** Begin Raw data **

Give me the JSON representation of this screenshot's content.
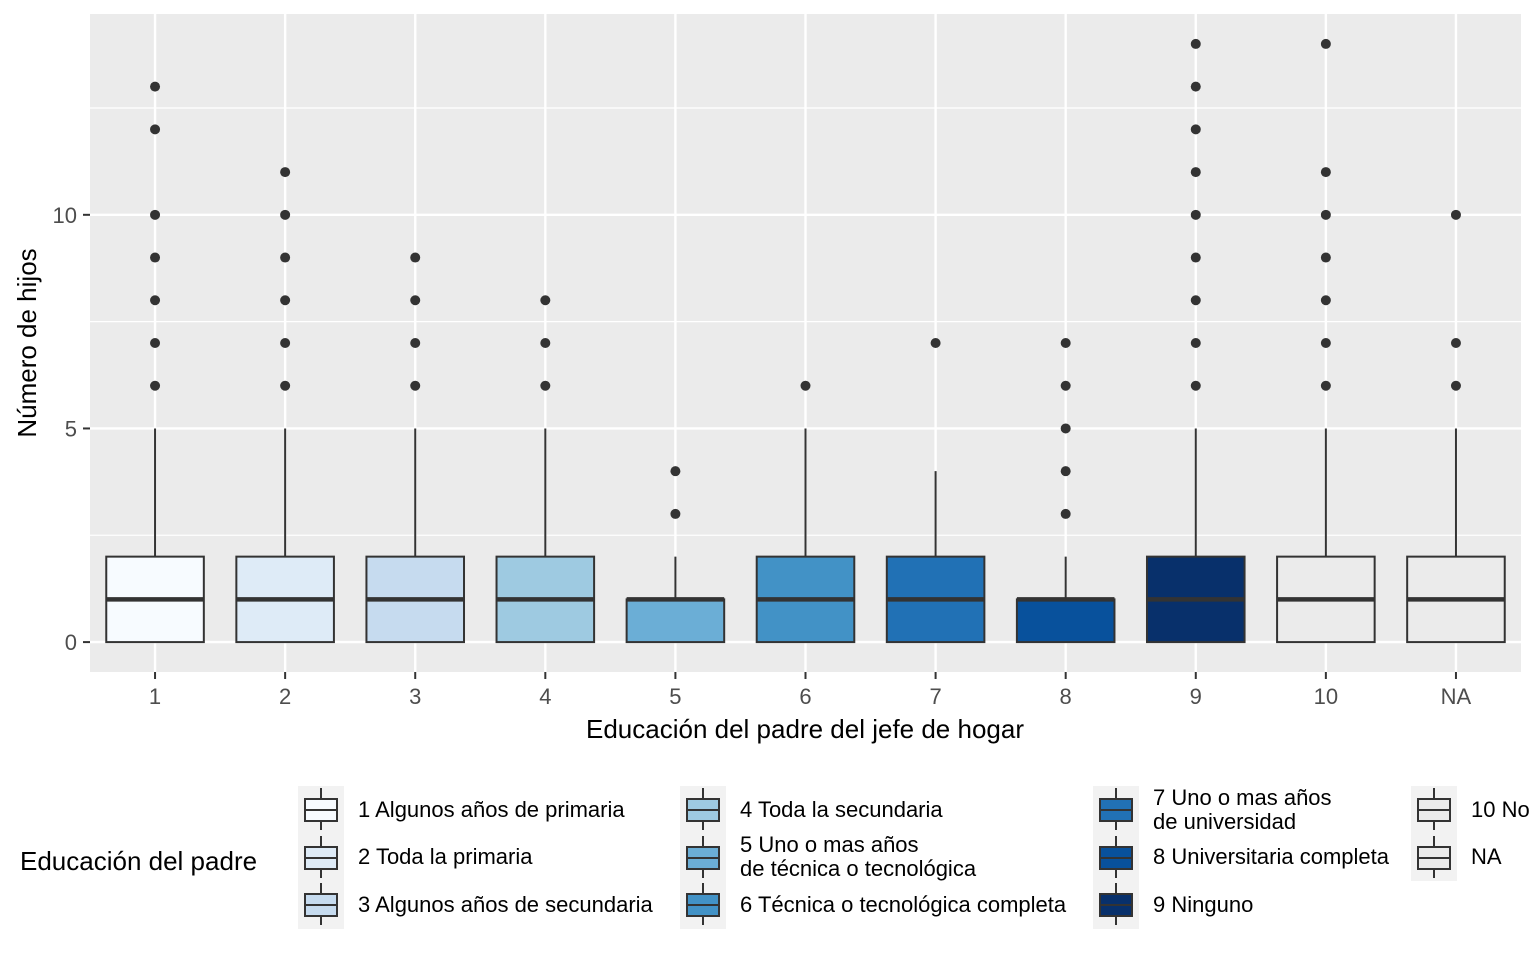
{
  "chart_data": {
    "type": "boxplot",
    "xlabel": "Educación del padre del jefe de hogar",
    "ylabel": "Número de hijos",
    "categories": [
      "1",
      "2",
      "3",
      "4",
      "5",
      "6",
      "7",
      "8",
      "9",
      "10",
      "NA"
    ],
    "y_ticks": [
      0,
      5,
      10
    ],
    "ylim": [
      -0.7,
      14.7
    ],
    "grid": true,
    "boxes": [
      {
        "category": "1",
        "lower_whisker": 0,
        "q1": 0,
        "median": 1,
        "q3": 2,
        "upper_whisker": 5,
        "outliers": [
          6,
          7,
          8,
          9,
          10,
          12,
          13
        ]
      },
      {
        "category": "2",
        "lower_whisker": 0,
        "q1": 0,
        "median": 1,
        "q3": 2,
        "upper_whisker": 5,
        "outliers": [
          6,
          7,
          8,
          9,
          10,
          11
        ]
      },
      {
        "category": "3",
        "lower_whisker": 0,
        "q1": 0,
        "median": 1,
        "q3": 2,
        "upper_whisker": 5,
        "outliers": [
          6,
          7,
          8,
          9
        ]
      },
      {
        "category": "4",
        "lower_whisker": 0,
        "q1": 0,
        "median": 1,
        "q3": 2,
        "upper_whisker": 5,
        "outliers": [
          6,
          7,
          8
        ]
      },
      {
        "category": "5",
        "lower_whisker": 0,
        "q1": 0,
        "median": 1,
        "q3": 1,
        "upper_whisker": 2,
        "outliers": [
          3,
          4
        ]
      },
      {
        "category": "6",
        "lower_whisker": 0,
        "q1": 0,
        "median": 1,
        "q3": 2,
        "upper_whisker": 5,
        "outliers": [
          6
        ]
      },
      {
        "category": "7",
        "lower_whisker": 0,
        "q1": 0,
        "median": 1,
        "q3": 2,
        "upper_whisker": 4,
        "outliers": [
          7
        ]
      },
      {
        "category": "8",
        "lower_whisker": 0,
        "q1": 0,
        "median": 1,
        "q3": 1,
        "upper_whisker": 2,
        "outliers": [
          3,
          4,
          5,
          6,
          7
        ]
      },
      {
        "category": "9",
        "lower_whisker": 0,
        "q1": 0,
        "median": 1,
        "q3": 2,
        "upper_whisker": 5,
        "outliers": [
          6,
          7,
          8,
          9,
          10,
          11,
          12,
          13,
          14
        ]
      },
      {
        "category": "10",
        "lower_whisker": 0,
        "q1": 0,
        "median": 1,
        "q3": 2,
        "upper_whisker": 5,
        "outliers": [
          6,
          7,
          8,
          9,
          10,
          11,
          14
        ]
      },
      {
        "category": "NA",
        "lower_whisker": 0,
        "q1": 0,
        "median": 1,
        "q3": 2,
        "upper_whisker": 5,
        "outliers": [
          6,
          7,
          10
        ]
      }
    ],
    "colors": [
      "#F7FBFF",
      "#DEEBF7",
      "#C6DBEF",
      "#9ECAE1",
      "#6BAED6",
      "#4292C6",
      "#2171B5",
      "#08519C",
      "#08306B",
      "#EBEBEB",
      "#EBEBEB"
    ],
    "legend": {
      "title": "Educación del padre",
      "position": "bottom",
      "entries": [
        "1 Algunos años de primaria",
        "2 Toda la primaria",
        "3 Algunos años de secundaria",
        "4 Toda la secundaria",
        "5 Uno o mas años\nde técnica o tecnológica",
        "6 Técnica o tecnológica completa",
        "7 Uno o mas años\nde universidad",
        "8 Universitaria completa",
        "9 Ninguno",
        "10 No",
        "NA"
      ]
    }
  }
}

** End Raw data **

▸ **Work to do**
Which lines above contain "Educación"? Show each of them.

▸ **Task result**
    "xlabel": "Educación del padre del jefe de hogar",
      "title": "Educación del padre",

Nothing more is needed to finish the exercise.